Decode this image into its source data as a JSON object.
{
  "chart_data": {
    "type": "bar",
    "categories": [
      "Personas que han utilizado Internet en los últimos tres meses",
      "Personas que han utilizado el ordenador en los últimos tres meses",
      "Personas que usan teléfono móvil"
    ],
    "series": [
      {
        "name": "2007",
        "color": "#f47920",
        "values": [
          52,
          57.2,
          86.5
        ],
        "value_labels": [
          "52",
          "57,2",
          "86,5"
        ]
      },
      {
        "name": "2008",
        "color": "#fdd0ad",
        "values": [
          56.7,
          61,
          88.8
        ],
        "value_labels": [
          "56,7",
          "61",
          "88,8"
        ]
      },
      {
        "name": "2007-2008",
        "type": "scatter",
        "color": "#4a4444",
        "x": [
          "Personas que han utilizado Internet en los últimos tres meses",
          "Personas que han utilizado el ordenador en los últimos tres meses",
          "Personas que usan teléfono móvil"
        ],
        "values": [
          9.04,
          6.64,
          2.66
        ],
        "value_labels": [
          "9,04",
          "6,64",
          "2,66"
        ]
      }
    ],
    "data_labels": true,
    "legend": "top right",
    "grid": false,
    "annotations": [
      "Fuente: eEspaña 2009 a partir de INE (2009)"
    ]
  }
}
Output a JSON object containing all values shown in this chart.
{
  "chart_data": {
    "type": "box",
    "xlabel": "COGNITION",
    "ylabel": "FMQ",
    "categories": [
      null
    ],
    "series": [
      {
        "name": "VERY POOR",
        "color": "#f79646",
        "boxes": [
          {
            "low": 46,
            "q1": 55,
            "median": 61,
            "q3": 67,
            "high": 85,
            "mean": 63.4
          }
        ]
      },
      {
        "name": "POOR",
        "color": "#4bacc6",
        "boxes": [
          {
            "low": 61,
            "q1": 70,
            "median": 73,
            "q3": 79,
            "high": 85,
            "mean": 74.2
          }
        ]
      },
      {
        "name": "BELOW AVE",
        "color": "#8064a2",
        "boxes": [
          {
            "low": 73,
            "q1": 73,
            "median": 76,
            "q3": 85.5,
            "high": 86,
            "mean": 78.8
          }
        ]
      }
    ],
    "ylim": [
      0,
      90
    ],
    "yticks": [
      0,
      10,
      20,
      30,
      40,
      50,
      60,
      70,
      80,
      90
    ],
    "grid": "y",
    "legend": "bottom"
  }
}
..........
▶ **Task details**
Where a line above contains the string "últimos", copy that line.

▶ **Full output**
      "Personas que han utilizado Internet en los últimos tres meses",
      "Personas que han utilizado el ordenador en los últimos tres meses",
          "Personas que han utilizado Internet en los últimos tres meses",
          "Personas que han utilizado el ordenador en los últimos tres meses",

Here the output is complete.